# WHAT THE TASK ASKS:
Return each line of the data below exactly, omitting any pictures.

____________

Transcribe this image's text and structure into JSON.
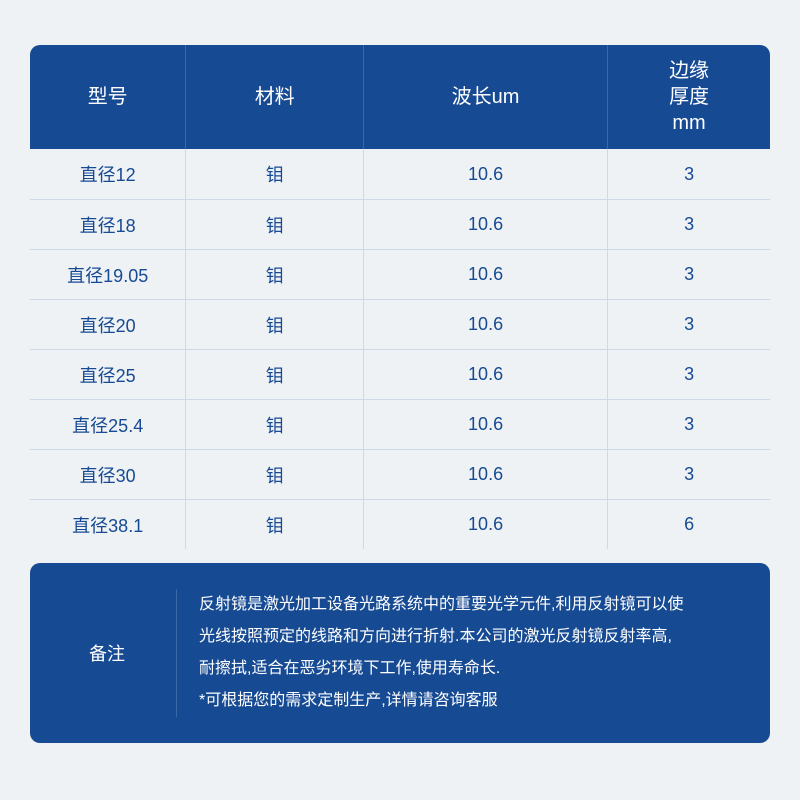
{
  "colors": {
    "panel_bg": "#164a93",
    "panel_divider": "#3b68a6",
    "page_bg": "#eef2f5",
    "body_text": "#164a93",
    "body_divider": "#cfd9e6",
    "header_text": "#ffffff"
  },
  "table": {
    "type": "table",
    "column_widths_pct": [
      21,
      24,
      33,
      22
    ],
    "header_fontsize": 20,
    "body_fontsize": 18,
    "columns": [
      "型号",
      "材料",
      "波长um",
      "边缘\n厚度\nmm"
    ],
    "rows": [
      [
        "直径12",
        "钼",
        "10.6",
        "3"
      ],
      [
        "直径18",
        "钼",
        "10.6",
        "3"
      ],
      [
        "直径19.05",
        "钼",
        "10.6",
        "3"
      ],
      [
        "直径20",
        "钼",
        "10.6",
        "3"
      ],
      [
        "直径25",
        "钼",
        "10.6",
        "3"
      ],
      [
        "直径25.4",
        "钼",
        "10.6",
        "3"
      ],
      [
        "直径30",
        "钼",
        "10.6",
        "3"
      ],
      [
        "直径38.1",
        "钼",
        "10.6",
        "6"
      ]
    ]
  },
  "note": {
    "label": "备注",
    "body_line1": "反射镜是激光加工设备光路系统中的重要光学元件,利用反射镜可以使",
    "body_line2": "光线按照预定的线路和方向进行折射.本公司的激光反射镜反射率高,",
    "body_line3": "耐擦拭,适合在恶劣环境下工作,使用寿命长.",
    "body_line4": "*可根据您的需求定制生产,详情请咨询客服"
  }
}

____________

# FINISHED TASK:
Transcribe this image's text and structure into JSON.
{
  "colors": {
    "panel_bg": "#164a93",
    "panel_divider": "#3b68a6",
    "page_bg": "#eef2f5",
    "body_text": "#164a93",
    "body_divider": "#cfd9e6",
    "header_text": "#ffffff"
  },
  "table": {
    "type": "table",
    "column_widths_pct": [
      21,
      24,
      33,
      22
    ],
    "header_fontsize": 20,
    "body_fontsize": 18,
    "columns": [
      "型号",
      "材料",
      "波长um",
      "边缘\n厚度\nmm"
    ],
    "rows": [
      [
        "直径12",
        "钼",
        "10.6",
        "3"
      ],
      [
        "直径18",
        "钼",
        "10.6",
        "3"
      ],
      [
        "直径19.05",
        "钼",
        "10.6",
        "3"
      ],
      [
        "直径20",
        "钼",
        "10.6",
        "3"
      ],
      [
        "直径25",
        "钼",
        "10.6",
        "3"
      ],
      [
        "直径25.4",
        "钼",
        "10.6",
        "3"
      ],
      [
        "直径30",
        "钼",
        "10.6",
        "3"
      ],
      [
        "直径38.1",
        "钼",
        "10.6",
        "6"
      ]
    ]
  },
  "note": {
    "label": "备注",
    "body_line1": "反射镜是激光加工设备光路系统中的重要光学元件,利用反射镜可以使",
    "body_line2": "光线按照预定的线路和方向进行折射.本公司的激光反射镜反射率高,",
    "body_line3": "耐擦拭,适合在恶劣环境下工作,使用寿命长.",
    "body_line4": "*可根据您的需求定制生产,详情请咨询客服"
  }
}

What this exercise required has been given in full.